* [Text to read]:
# 'Hour of Power' Preacher Removed by Father



## Blue Tick (Oct 27, 2008)

'Hour of Power' Preacher Removed by Father


----------



## Backwoods Presbyterian (Oct 27, 2008)

Saw that. Interested to hear some more about it.


----------



## Pilgrim (Oct 27, 2008)

According to this post, the fact that the younger Schuller actually focuses more on Scripture could have played a role.


----------



## BJClark (Oct 27, 2008)

Pilgrim;




> the fact that the younger Schuller actually focuses more on Scripture could have played a role.





> where his father's preaching tends to be heavier on psychological reference and lighter on scriptural reference, Robert A. Schuller's messages rely considerably on scriptural reference, hermeneutics, and apologetics, making the role of "positivism" secondary. This emphasis on scripture as a primary teaching source makes his preaching style considerably different from his father's.

* [Items]:
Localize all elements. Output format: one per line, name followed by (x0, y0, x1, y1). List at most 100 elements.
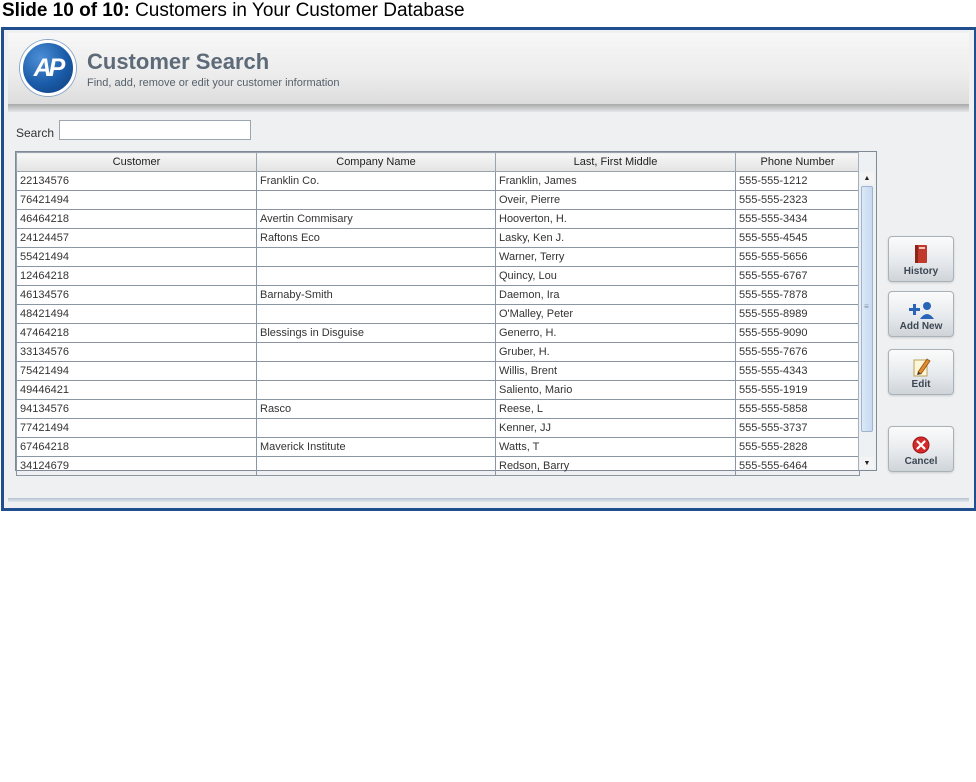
edit-button[interactable]: Edit (888, 349, 954, 395)
contact-name-cell: Oveir, Pierre (495, 190, 736, 210)
company-name-cell: Blessings in Disguise (256, 323, 496, 343)
customer-id-cell: 12464218 (16, 266, 257, 286)
phone-number-cell: 555-555-5858 (735, 399, 860, 419)
table-header-row: Customer Company Name Last, First Middle Ph… (16, 152, 860, 172)
phone-number-cell: 555-555-7878 (735, 285, 860, 305)
search-label: Search (16, 126, 55, 140)
company-name-cell (256, 380, 496, 400)
table-row[interactable]: 76421494 Oveir, Pierre 555-555-2323 (16, 190, 860, 210)
table-row[interactable]: 33134576 Gruber, H. 555-555-7676 (16, 342, 860, 362)
phone-number-cell: 555-555-6767 (735, 266, 860, 286)
phone-number-cell: 555-555-2323 (735, 190, 860, 210)
ap-logo: AP (20, 40, 76, 96)
customer-id-cell: 24124457 (16, 228, 257, 248)
table-row[interactable]: 12464218 Quincy, Lou 555-555-6767 (16, 266, 860, 286)
slide-heading: Customers in Your Customer Database (135, 0, 465, 21)
company-name-cell (256, 304, 496, 324)
contact-name-cell: Hooverton, H. (495, 209, 736, 229)
add-new-button[interactable]: Add New (888, 291, 954, 337)
edit-label: Edit (911, 379, 931, 390)
app-window: AP Customer Search Find, add, remove or … (1, 27, 976, 511)
table-row[interactable]: 24124457 Raftons Eco Lasky, Ken J. 555-555-… (16, 228, 860, 248)
page-subtitle: Find, add, remove or edit your customer … (87, 77, 340, 89)
table-row[interactable]: 49446421 Saliento, Mario 555-555-1919 (16, 380, 860, 400)
table-row[interactable]: 75421494 Willis, Brent 555-555-4343 (16, 361, 860, 381)
scroll-up-icon[interactable]: ▲ (860, 172, 874, 184)
column-header[interactable]: Last, First Middle (495, 152, 736, 172)
table-row[interactable]: 48421494 O'Malley, Peter 555-555-8989 (16, 304, 860, 324)
phone-number-cell: 555-555-2828 (735, 437, 860, 457)
company-name-cell (256, 361, 496, 381)
table-row[interactable]: 22134576 Franklin Co. Franklin, James 555-5… (16, 171, 860, 191)
contact-name-cell: Redson, Barry (495, 456, 736, 476)
table-row[interactable]: 47464218 Blessings in Disguise Generro, H.… (16, 323, 860, 343)
add-new-label: Add New (899, 321, 943, 332)
contact-name-cell: O'Malley, Peter (495, 304, 736, 324)
customer-table-container: Customer Company Name Last, First Middle Ph… (15, 151, 877, 476)
customer-id-cell: 34124679 (16, 456, 257, 476)
phone-number-cell: 555-555-1212 (735, 171, 860, 191)
contact-name-cell: Kenner, JJ (495, 418, 736, 438)
customer-id-cell: 22134576 (16, 171, 257, 191)
page-title: Customer Search (87, 49, 270, 74)
customer-id-cell: 46134576 (16, 285, 257, 305)
customer-id-cell: 76421494 (16, 190, 257, 210)
company-name-cell: Franklin Co. (256, 171, 496, 191)
customer-id-cell: 33134576 (16, 342, 257, 362)
customer-id-cell: 46464218 (16, 209, 257, 229)
contact-name-cell: Willis, Brent (495, 361, 736, 381)
table-row[interactable]: 46464218 Avertin Commisary Hooverton, H. 55… (16, 209, 860, 229)
table-row[interactable]: 77421494 Kenner, JJ 555-555-3737 (16, 418, 860, 438)
table-row[interactable]: 46134576 Barnaby-Smith Daemon, Ira 555-555-… (16, 285, 860, 305)
search-input[interactable] (59, 120, 251, 140)
table-row[interactable]: 67464218 Maverick Institute Watts, T 555-55… (16, 437, 860, 457)
column-header[interactable]: Phone Number (735, 152, 860, 172)
customer-id-cell: 47464218 (16, 323, 257, 343)
cancel-label: Cancel (904, 456, 938, 467)
company-name-cell: Barnaby-Smith (256, 285, 496, 305)
customer-id-cell: 75421494 (16, 361, 257, 381)
grip-icon: ≡ (864, 302, 869, 311)
company-name-cell (256, 456, 496, 476)
company-name-cell (256, 190, 496, 210)
phone-number-cell: 555-555-5656 (735, 247, 860, 267)
contact-name-cell: Watts, T (495, 437, 736, 457)
column-header[interactable]: Company Name (256, 152, 496, 172)
contact-name-cell: Daemon, Ira (495, 285, 736, 305)
phone-number-cell: 555-555-7676 (735, 342, 860, 362)
table-row[interactable]: 94134576 Rasco Reese, L 555-555-5858 (16, 399, 860, 419)
customer-id-cell: 48421494 (16, 304, 257, 324)
history-label: History (903, 266, 939, 277)
contact-name-cell: Franklin, James (495, 171, 736, 191)
phone-number-cell: 555-555-4545 (735, 228, 860, 248)
logo-text: AP (33, 53, 66, 82)
table-scrollbar[interactable]: ▲ ≡ ▼ (858, 152, 876, 470)
contact-name-cell: Gruber, H. (495, 342, 736, 362)
customer-id-cell: 49446421 (16, 380, 257, 400)
table-row[interactable]: 55421494 Warner, Terry 555-555-5656 (16, 247, 860, 267)
slide-title: Slide 10 of 10: Customers in Your Custom… (2, 0, 465, 24)
edit-icon (913, 358, 931, 377)
contact-name-cell: Quincy, Lou (495, 266, 736, 286)
cancel-button[interactable]: Cancel (888, 426, 954, 472)
scrollbar-thumb[interactable]: ≡ (861, 186, 873, 432)
phone-number-cell: 555-555-4343 (735, 361, 860, 381)
company-name-cell: Rasco (256, 399, 496, 419)
company-name-cell (256, 342, 496, 362)
company-name-cell (256, 418, 496, 438)
table-row[interactable]: 34124679 Redson, Barry 555-555-6464 (16, 456, 860, 476)
customer-id-cell: 67464218 (16, 437, 257, 457)
column-header[interactable]: Customer (16, 152, 257, 172)
contact-name-cell: Generro, H. (495, 323, 736, 343)
customer-id-cell: 77421494 (16, 418, 257, 438)
contact-name-cell: Warner, Terry (495, 247, 736, 267)
customer-id-cell: 94134576 (16, 399, 257, 419)
history-button[interactable]: History (888, 236, 954, 282)
customer-id-cell: 55421494 (16, 247, 257, 267)
company-name-cell (256, 247, 496, 267)
book-icon (915, 245, 927, 263)
contact-name-cell: Lasky, Ken J. (495, 228, 736, 248)
company-name-cell: Maverick Institute (256, 437, 496, 457)
scroll-down-icon[interactable]: ▼ (860, 457, 874, 469)
phone-number-cell: 555-555-9090 (735, 323, 860, 343)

* [Required tasks]:
**a.** List the usernames of everyone who posted in the forum thread about the "Hour of Power" preacher.
**b.** Quote the forum thread about the "Hour of Power" preacher from "According to this" to "BJClark (Oct 27, 2008)".
The rows come from a separate source and are not connected to the forum thread.

* [Task solutions]:
**a.** Blue Tick, Backwoods Presbyterian, Pilgrim, BJClark

**b.**
According to this post, the fact that the younger Schuller actually focuses more on Scripture could have played a role.


----------



## BJClark (Oct 27, 2008)